**EXERCISE INPUTS**.
-*-

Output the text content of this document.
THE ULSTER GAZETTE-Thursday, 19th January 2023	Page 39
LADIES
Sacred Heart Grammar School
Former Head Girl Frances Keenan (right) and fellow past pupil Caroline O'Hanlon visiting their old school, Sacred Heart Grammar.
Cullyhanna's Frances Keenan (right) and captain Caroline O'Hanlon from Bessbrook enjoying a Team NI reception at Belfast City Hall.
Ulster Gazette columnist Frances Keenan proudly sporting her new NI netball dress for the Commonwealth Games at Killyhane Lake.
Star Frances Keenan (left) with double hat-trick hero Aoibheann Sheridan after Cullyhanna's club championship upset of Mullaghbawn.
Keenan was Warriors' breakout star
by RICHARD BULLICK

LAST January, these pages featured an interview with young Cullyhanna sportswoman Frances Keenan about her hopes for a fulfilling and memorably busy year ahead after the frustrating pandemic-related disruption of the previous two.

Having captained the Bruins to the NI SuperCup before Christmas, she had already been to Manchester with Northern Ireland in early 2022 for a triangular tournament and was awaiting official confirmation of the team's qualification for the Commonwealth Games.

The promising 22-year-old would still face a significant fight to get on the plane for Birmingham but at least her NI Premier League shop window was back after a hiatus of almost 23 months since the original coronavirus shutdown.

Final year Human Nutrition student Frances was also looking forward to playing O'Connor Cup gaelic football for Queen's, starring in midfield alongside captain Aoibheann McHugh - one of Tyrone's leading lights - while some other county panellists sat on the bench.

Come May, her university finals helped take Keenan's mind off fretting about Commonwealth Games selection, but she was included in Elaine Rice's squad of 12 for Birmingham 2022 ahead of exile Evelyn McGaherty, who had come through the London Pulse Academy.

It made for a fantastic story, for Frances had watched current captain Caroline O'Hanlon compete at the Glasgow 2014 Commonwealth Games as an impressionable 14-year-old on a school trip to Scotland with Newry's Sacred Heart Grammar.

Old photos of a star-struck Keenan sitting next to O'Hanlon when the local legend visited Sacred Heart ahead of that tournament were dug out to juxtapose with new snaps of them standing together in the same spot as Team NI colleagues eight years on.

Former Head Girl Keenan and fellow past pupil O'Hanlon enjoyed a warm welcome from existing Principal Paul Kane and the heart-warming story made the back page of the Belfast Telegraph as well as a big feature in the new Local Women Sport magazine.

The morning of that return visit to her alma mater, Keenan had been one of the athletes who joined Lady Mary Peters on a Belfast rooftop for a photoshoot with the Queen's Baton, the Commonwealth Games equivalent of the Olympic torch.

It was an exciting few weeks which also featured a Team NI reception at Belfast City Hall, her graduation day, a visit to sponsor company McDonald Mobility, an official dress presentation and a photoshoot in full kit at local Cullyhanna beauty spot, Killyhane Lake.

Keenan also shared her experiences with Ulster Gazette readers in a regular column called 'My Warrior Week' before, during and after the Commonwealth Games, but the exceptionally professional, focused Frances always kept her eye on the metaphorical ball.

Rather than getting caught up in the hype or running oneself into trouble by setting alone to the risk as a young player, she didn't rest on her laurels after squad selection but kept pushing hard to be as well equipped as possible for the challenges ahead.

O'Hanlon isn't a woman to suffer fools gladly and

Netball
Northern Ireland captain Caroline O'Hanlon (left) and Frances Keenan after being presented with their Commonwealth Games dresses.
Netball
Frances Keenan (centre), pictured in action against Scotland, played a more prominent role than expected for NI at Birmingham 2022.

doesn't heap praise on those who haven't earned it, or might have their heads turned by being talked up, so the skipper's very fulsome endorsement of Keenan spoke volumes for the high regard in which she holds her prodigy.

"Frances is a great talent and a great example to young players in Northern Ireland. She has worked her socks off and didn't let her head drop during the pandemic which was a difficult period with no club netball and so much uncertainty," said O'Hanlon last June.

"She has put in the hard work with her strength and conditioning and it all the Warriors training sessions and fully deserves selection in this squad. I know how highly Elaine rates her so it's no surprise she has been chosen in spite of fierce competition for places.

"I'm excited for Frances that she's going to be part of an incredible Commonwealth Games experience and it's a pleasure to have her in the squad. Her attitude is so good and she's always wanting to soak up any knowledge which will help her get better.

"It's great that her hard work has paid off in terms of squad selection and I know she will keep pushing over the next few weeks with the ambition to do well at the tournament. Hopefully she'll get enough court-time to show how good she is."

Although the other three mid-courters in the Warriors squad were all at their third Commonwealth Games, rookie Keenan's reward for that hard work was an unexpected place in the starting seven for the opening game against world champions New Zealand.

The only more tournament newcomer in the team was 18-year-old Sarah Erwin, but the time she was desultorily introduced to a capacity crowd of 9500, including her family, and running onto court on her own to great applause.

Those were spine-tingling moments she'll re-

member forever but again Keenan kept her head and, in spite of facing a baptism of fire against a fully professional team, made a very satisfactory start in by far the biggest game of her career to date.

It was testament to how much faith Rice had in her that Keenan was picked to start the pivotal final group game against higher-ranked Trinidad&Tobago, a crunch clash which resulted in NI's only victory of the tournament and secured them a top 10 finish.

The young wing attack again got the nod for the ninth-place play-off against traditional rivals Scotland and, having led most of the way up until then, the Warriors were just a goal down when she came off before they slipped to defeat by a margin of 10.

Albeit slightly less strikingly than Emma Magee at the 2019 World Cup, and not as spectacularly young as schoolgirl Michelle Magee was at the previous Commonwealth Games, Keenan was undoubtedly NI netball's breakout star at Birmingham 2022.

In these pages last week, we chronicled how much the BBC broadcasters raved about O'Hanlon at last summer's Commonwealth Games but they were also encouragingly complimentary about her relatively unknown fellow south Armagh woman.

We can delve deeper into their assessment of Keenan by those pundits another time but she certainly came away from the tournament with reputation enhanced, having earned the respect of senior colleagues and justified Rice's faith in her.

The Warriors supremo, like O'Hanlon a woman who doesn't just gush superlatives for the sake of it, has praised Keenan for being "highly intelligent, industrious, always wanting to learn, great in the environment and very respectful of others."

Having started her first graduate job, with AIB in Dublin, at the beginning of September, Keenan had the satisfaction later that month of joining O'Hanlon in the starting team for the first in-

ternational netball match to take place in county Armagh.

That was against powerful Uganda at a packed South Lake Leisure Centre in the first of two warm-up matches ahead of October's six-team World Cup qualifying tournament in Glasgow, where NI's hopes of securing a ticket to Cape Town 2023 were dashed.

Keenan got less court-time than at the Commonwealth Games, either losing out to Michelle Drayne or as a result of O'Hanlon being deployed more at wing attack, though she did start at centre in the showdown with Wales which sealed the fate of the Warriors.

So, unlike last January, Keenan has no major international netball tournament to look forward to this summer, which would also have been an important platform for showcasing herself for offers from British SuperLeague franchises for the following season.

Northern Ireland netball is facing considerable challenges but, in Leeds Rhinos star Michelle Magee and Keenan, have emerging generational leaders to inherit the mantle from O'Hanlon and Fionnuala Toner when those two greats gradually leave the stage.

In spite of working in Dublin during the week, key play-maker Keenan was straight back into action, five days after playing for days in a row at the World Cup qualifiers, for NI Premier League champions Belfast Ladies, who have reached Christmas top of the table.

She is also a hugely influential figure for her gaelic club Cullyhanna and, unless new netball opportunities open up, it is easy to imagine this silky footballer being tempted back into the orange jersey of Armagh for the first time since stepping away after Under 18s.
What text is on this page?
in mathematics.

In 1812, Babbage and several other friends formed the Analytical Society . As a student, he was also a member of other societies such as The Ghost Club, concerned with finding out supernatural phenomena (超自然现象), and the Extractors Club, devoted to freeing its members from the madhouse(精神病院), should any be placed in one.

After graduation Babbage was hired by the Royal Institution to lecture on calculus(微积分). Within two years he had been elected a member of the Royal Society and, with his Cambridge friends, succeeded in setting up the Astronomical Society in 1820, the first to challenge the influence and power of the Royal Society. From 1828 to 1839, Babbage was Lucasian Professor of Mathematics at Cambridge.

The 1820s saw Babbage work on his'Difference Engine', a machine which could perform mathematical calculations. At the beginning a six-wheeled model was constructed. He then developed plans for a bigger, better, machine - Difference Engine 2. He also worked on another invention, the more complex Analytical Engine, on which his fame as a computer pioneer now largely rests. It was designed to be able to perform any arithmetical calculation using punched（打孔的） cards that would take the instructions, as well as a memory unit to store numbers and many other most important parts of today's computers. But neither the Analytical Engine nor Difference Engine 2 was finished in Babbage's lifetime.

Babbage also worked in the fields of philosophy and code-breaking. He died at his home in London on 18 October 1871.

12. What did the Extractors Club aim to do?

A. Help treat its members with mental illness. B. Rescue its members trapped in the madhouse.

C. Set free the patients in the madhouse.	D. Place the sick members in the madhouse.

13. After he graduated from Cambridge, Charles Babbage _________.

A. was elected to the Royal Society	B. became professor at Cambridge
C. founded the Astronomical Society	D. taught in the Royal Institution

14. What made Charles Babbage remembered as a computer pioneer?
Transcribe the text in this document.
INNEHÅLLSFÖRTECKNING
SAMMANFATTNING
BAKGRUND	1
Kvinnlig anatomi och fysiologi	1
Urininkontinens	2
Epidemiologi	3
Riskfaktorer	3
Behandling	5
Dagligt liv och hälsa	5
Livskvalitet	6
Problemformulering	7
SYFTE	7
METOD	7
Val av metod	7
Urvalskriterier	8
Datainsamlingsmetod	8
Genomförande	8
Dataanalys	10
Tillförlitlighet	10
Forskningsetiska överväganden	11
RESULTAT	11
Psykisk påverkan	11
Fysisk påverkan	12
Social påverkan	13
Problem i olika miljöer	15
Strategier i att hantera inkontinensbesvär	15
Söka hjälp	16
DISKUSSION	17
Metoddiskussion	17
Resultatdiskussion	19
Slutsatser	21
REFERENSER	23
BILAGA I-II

-*-

**ASSIGNED TASK**.
Starting from the line holding "Transcribe the text in this document.", restate the remaining lines of the data word for word, including the last.

**SOLUTION FOR THIS PROBLEM**.
Transcribe the text in this document.
INNEHÅLLSFÖRTECKNING
SAMMANFATTNING
BAKGRUND	1
Kvinnlig anatomi och fysiologi	1
Urininkontinens	2
Epidemiologi	3
Riskfaktorer	3
Behandling	5
Dagligt liv och hälsa	5
Livskvalitet	6
Problemformulering	7
SYFTE	7
METOD	7
Val av metod	7
Urvalskriterier	8
Datainsamlingsmetod	8
Genomförande	8
Dataanalys	10
Tillförlitlighet	10
Forskningsetiska överväganden	11
RESULTAT	11
Psykisk påverkan	11
Fysisk påverkan	12
Social påverkan	13
Problem i olika miljöer	15
Strategier i att hantera inkontinensbesvär	15
Söka hjälp	16
DISKUSSION	17
Metoddiskussion	17
Resultatdiskussion	19
Slutsatser	21
REFERENSER	23
BILAGA I-II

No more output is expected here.